When you copy the entries, keep every word exactly as it stands.

_Extracted data entries_.
________________________________________
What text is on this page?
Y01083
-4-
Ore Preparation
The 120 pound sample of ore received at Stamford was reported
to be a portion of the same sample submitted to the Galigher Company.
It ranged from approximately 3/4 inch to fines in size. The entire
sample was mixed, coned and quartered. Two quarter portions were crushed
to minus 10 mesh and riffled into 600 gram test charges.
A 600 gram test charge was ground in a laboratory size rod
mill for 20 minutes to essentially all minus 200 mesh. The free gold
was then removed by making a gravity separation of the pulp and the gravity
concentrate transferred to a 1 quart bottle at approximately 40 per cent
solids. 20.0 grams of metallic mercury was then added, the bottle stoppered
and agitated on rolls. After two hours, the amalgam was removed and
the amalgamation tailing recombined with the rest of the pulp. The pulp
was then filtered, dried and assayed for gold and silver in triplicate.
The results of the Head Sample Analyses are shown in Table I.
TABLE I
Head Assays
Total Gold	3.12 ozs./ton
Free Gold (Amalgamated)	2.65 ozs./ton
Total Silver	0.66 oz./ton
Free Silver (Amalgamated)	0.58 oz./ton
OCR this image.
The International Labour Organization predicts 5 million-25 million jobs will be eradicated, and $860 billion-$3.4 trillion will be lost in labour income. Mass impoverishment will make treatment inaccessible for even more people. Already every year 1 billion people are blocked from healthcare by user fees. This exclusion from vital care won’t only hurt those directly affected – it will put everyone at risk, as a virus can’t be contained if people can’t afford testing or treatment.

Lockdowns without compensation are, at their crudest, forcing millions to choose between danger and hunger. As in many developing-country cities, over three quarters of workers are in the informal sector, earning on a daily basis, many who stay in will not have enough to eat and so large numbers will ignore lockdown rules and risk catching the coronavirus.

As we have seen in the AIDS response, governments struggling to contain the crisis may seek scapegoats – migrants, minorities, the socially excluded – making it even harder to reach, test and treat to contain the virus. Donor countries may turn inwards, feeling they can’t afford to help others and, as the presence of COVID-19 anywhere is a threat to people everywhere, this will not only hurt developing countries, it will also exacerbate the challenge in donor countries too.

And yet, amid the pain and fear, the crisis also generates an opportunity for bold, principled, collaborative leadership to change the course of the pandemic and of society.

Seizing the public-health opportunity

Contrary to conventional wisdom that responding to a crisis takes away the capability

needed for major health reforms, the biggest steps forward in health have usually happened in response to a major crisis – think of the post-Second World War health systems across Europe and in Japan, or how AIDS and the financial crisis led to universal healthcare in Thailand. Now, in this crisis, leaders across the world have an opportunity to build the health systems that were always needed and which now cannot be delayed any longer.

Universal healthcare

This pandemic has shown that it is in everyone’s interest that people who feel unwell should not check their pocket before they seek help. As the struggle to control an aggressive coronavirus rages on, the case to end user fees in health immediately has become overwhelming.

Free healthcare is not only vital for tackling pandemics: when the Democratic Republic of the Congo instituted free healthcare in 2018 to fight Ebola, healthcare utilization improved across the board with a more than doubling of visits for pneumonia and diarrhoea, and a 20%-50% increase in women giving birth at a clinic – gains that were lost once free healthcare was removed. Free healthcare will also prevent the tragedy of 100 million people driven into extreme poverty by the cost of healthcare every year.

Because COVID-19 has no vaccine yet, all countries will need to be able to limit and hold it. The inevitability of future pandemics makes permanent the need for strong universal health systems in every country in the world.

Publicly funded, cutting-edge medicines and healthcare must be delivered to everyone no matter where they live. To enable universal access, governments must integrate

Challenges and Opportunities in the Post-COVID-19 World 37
________________________________________
_OUTPUT OF THE TASK_.
What text is on this page?
Y01083
-4-
Ore Preparation
The 120 pound sample of ore received at Stamford was reported
to be a portion of the same sample submitted to the Galigher Company.
It ranged from approximately 3/4 inch to fines in size. The entire
sample was mixed, coned and quartered. Two quarter portions were crushed
to minus 10 mesh and riffled into 600 gram test charges.
A 600 gram test charge was ground in a laboratory size rod
mill for 20 minutes to essentially all minus 200 mesh. The free gold
was then removed by making a gravity separation of the pulp and the gravity
concentrate transferred to a 1 quart bottle at approximately 40 per cent
solids. 20.0 grams of metallic mercury was then added, the bottle stoppered
and agitated on rolls. After two hours, the amalgam was removed and
the amalgamation tailing recombined with the rest of the pulp. The pulp
was then filtered, dried and assayed for gold and silver in triplicate.
The results of the Head Sample Analyses are shown in Table I.
TABLE I
Head Assays
Total Gold	3.12 ozs./ton
Free Gold (Amalgamated)	2.65 ozs./ton
Total Silver	0.66 oz./ton
Free Silver (Amalgamated)	0.58 oz./ton
OCR this image.
The International Labour Organization predicts 5 million-25 million jobs will be eradicated, and $860 billion-$3.4 trillion will be lost in labour income. Mass impoverishment will make treatment inaccessible for even more people. Already every year 1 billion people are blocked from healthcare by user fees. This exclusion from vital care won’t only hurt those directly affected – it will put everyone at risk, as a virus can’t be contained if people can’t afford testing or treatment.

Lockdowns without compensation are, at their crudest, forcing millions to choose between danger and hunger. As in many developing-country cities, over three quarters of workers are in the informal sector, earning on a daily basis, many who stay in will not have enough to eat and so large numbers will ignore lockdown rules and risk catching the coronavirus.

As we have seen in the AIDS response, governments struggling to contain the crisis may seek scapegoats – migrants, minorities, the socially excluded – making it even harder to reach, test and treat to contain the virus. Donor countries may turn inwards, feeling they can’t afford to help others and, as the presence of COVID-19 anywhere is a threat to people everywhere, this will not only hurt developing countries, it will also exacerbate the challenge in donor countries too.

And yet, amid the pain and fear, the crisis also generates an opportunity for bold, principled, collaborative leadership to change the course of the pandemic and of society.

Seizing the public-health opportunity

Contrary to conventional wisdom that responding to a crisis takes away the capability

needed for major health reforms, the biggest steps forward in health have usually happened in response to a major crisis – think of the post-Second World War health systems across Europe and in Japan, or how AIDS and the financial crisis led to universal healthcare in Thailand. Now, in this crisis, leaders across the world have an opportunity to build the health systems that were always needed and which now cannot be delayed any longer.

Universal healthcare

This pandemic has shown that it is in everyone’s interest that people who feel unwell should not check their pocket before they seek help. As the struggle to control an aggressive coronavirus rages on, the case to end user fees in health immediately has become overwhelming.

Free healthcare is not only vital for tackling pandemics: when the Democratic Republic of the Congo instituted free healthcare in 2018 to fight Ebola, healthcare utilization improved across the board with a more than doubling of visits for pneumonia and diarrhoea, and a 20%-50% increase in women giving birth at a clinic – gains that were lost once free healthcare was removed. Free healthcare will also prevent the tragedy of 100 million people driven into extreme poverty by the cost of healthcare every year.

Because COVID-19 has no vaccine yet, all countries will need to be able to limit and hold it. The inevitability of future pandemics makes permanent the need for strong universal health systems in every country in the world.

Publicly funded, cutting-edge medicines and healthcare must be delivered to everyone no matter where they live. To enable universal access, governments must integrate

Challenges and Opportunities in the Post-COVID-19 World 37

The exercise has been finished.